**Короткая задача**
Ответьте по отрывку о статье для «Юности»:
1. Что сделал член редколлегии, прочитав верстку статьи?
2. Каким даром Андроникова восхищался автор?
3. Кто выругал «Звездный билет»?

**Исходный отрывок**

Написал статью и я, пытаясь понять реакцию врагов и поклонников, не совсем примыкая к последним и резко противостоя первым; редакция «Юности» склонялась к тому, чтобы статью напечатать: надо же было защитить своего автора.

Правда, один член редколлегии, прочитавши, как полагалось, верстку статьи, тут же подал в отставку. Ему нечего, заявил он, делать в журнале, собирающемся печатать такое. (Он преувеличивал, честное слово, тем более сам «Звездный билет» он же стерпел.) О нем особенно не пожалели, так как он всех удручал своей желчностью, – но вдруг в редакцию припорхнул другой, всеми, наоборот, обожаемый.

«Припорхнул» – не ирония. То был артистичнейший, легчайше-летучий, несмотря на весомую плоть, Ираклий Луарсабович Андроников, которым я, как и прочие, восхищался. Не его литературоведческими трудами, а общеизвестным даром «принимать на себя лицо и говорить голосом весьма многих людей». Причем «говорить не только их голосом, но и умом». (Старомодность закавыченных слов объясняется тем, что это современник Фонвизина пишет о самом Денисе Ивановиче, – да, тот владел талантом, который мы можем назвать андрониковским.)

И вот он специально явился в «Юность» гробить мою статью – за то, что она противостояла партийной критике.

Делал он это, не переставая блистать. Например, поймал меня на ошибке: я, по неграмотности, употребил слово «аранжировать» в смысле «орнаментировать», за что и был блистательно выпорот. (Потом мой друг-композитор, человек ученый, скажет, что – ничего подобного, я отнюдь не ошибся. Может быть, но слов о моем музыкальном невежестве это не отменяет.) О, какой концерт устроил Андроников перед восхищенной редколлегией: даже пел отрывки из разных опер, и в другой, более безоблачной, ситуации я бы тоже не мог им не любоваться.

Правда, увлекшись стороной артистической, он позволил себе несколько небрежностей, касающихся нашей общей литературной профессии. И уж тут я навалился на моего оппонента. Накал накопившейся ярости, вероятно, внушил мне то полемическое красноречие, до которого, уж не знаю, поднимался ли я когда-то еще. Словом, турнир нежданно закончился в мою пользу. Ираклий Jlyapcaбович сделался красен, наспех откланялся, и статью было решено печатать. Редколлегия приняла мою сторону.

Ненадолго. Покуда Аксенова хоть и била партийная критика, но калибра не главного, местного. «Правда», «центральный орган», еще хранила молчание, но чуть ли не на следующий день после нашей микробаталии прогремел роковой удар. «Звездный билет» был жестоко выруган самим Ильичевым, секретарем ЦК, почти вторым Сусловым.

[Записи из набора данных]

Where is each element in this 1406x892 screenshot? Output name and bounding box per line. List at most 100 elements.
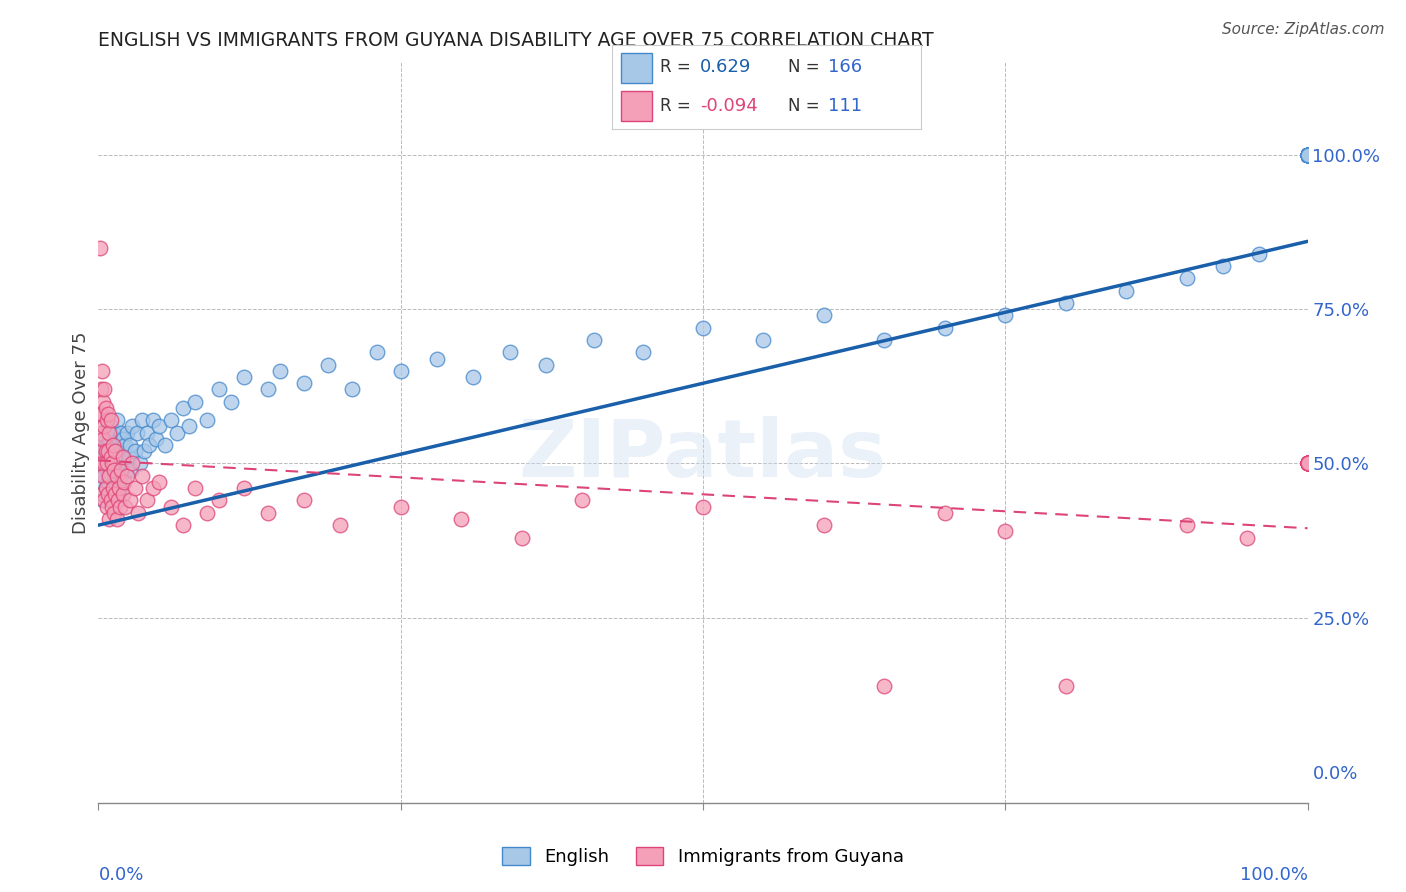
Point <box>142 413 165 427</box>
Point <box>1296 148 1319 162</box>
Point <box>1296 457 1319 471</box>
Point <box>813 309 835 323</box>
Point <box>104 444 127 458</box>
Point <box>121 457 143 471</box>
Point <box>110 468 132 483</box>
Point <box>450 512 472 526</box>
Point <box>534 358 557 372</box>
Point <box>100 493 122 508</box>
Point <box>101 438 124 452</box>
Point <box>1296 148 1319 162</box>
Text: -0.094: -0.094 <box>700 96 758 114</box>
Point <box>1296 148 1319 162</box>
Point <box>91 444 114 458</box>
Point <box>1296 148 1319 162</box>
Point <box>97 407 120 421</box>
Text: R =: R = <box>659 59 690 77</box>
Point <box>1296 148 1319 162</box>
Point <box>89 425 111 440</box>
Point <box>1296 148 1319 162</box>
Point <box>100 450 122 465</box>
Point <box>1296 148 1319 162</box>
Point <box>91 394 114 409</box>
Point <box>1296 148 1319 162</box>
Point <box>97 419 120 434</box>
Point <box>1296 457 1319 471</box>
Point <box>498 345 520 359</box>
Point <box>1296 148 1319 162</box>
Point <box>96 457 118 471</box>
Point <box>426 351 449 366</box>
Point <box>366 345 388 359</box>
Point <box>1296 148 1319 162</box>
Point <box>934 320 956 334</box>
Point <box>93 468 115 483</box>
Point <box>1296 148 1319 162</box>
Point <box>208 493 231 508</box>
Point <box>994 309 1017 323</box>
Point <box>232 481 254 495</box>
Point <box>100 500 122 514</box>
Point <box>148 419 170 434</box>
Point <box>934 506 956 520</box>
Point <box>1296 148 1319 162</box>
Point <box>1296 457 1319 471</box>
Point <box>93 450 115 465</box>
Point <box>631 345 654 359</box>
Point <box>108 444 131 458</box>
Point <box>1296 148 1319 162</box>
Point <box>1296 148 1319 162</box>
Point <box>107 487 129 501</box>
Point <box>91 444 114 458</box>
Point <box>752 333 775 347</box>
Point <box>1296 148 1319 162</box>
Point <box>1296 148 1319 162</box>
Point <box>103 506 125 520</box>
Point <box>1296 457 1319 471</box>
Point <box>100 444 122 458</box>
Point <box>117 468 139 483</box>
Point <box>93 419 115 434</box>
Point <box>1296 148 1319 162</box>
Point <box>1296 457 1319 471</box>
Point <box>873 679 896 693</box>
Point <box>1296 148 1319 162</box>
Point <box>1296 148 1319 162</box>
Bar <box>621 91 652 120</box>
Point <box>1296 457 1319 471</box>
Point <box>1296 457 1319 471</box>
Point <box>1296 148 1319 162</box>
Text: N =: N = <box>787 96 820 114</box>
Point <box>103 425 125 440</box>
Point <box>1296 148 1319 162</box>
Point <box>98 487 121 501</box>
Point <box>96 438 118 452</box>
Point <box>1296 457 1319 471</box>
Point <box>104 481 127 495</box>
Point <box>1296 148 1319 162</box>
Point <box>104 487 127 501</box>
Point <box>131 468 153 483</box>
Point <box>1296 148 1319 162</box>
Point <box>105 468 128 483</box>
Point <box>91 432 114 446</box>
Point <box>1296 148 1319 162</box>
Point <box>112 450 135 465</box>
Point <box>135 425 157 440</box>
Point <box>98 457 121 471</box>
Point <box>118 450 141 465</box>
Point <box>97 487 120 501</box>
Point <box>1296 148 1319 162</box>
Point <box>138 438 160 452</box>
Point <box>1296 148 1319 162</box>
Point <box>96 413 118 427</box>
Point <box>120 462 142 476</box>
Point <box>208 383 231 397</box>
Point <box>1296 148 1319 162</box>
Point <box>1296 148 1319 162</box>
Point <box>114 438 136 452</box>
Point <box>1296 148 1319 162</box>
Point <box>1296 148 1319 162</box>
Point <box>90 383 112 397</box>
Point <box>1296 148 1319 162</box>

--

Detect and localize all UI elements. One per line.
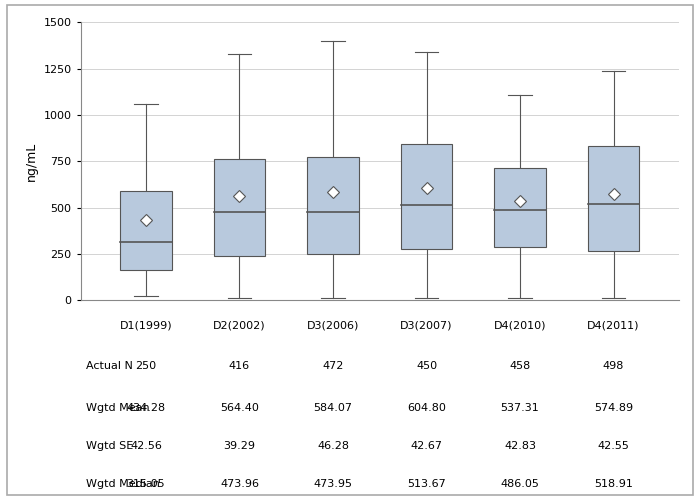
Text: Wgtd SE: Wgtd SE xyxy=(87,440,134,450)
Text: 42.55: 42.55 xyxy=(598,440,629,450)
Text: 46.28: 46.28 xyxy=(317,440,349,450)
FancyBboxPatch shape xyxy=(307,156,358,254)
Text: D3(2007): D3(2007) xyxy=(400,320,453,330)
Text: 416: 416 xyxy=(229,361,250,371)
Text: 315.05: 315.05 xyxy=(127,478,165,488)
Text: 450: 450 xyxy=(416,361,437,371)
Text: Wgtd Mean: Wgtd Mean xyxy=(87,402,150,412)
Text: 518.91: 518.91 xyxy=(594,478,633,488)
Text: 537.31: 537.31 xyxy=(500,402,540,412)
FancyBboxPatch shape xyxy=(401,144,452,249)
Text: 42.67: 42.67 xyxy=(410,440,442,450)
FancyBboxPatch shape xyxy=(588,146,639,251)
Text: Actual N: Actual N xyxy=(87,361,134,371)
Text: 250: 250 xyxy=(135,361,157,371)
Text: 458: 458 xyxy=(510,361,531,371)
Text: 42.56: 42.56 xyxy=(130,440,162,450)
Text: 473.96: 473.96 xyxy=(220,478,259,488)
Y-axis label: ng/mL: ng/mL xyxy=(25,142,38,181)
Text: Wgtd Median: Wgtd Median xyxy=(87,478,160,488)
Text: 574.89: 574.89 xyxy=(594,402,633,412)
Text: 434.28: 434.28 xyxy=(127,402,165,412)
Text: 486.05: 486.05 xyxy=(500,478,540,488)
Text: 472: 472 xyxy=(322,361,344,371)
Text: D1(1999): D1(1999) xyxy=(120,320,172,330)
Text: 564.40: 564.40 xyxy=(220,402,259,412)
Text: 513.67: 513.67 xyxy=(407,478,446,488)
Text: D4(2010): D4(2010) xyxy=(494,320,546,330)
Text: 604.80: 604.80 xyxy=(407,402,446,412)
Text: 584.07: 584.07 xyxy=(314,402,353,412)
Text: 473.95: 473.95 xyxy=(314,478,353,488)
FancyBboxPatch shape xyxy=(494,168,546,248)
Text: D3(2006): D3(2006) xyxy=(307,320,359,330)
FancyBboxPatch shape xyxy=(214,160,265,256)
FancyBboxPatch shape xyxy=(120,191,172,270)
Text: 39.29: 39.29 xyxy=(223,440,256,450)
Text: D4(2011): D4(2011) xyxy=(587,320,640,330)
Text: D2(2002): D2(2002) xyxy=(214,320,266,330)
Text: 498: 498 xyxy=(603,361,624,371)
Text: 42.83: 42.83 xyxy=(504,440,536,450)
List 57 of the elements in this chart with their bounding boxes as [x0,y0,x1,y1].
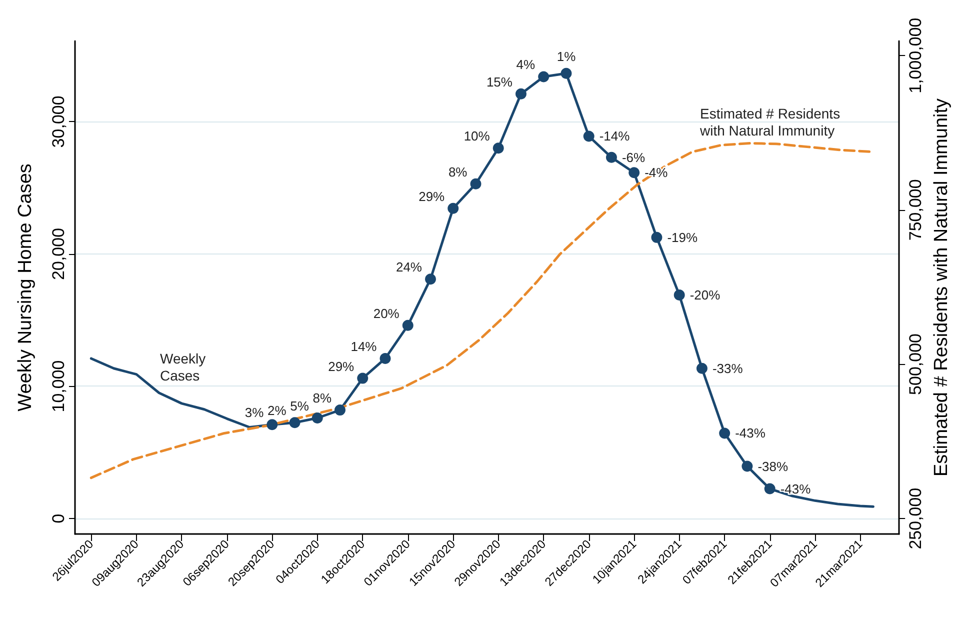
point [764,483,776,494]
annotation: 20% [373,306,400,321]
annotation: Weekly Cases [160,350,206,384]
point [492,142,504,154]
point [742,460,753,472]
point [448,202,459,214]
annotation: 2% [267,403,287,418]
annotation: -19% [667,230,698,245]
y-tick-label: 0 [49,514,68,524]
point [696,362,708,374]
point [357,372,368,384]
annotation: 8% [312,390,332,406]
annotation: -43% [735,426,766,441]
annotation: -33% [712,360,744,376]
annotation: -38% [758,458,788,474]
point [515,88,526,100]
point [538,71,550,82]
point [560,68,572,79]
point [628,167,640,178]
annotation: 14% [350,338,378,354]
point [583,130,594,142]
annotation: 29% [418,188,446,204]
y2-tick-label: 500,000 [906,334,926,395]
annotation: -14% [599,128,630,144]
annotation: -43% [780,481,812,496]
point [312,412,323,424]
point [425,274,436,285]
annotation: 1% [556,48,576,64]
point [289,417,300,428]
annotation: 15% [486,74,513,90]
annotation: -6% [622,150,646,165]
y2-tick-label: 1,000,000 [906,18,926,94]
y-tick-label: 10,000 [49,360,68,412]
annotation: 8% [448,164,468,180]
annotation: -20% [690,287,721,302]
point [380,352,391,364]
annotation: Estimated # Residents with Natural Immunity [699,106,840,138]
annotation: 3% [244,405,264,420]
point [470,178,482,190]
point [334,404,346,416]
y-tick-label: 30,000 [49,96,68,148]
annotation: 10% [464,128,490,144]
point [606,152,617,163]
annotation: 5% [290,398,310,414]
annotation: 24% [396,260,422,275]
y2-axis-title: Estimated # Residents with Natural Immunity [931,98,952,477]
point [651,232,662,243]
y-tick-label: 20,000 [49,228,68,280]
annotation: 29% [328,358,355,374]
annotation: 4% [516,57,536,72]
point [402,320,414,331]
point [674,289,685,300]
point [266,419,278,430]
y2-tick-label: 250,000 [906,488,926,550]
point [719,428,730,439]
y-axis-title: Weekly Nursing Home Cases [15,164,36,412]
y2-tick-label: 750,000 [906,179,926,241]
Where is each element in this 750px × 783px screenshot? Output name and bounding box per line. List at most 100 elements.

**Ответ ниже**
1. Подал в отставку.
2. Даром «принимать на себя лицо и говорить голосом весьма многих людей».
3. Ильичев, секретарь ЦК.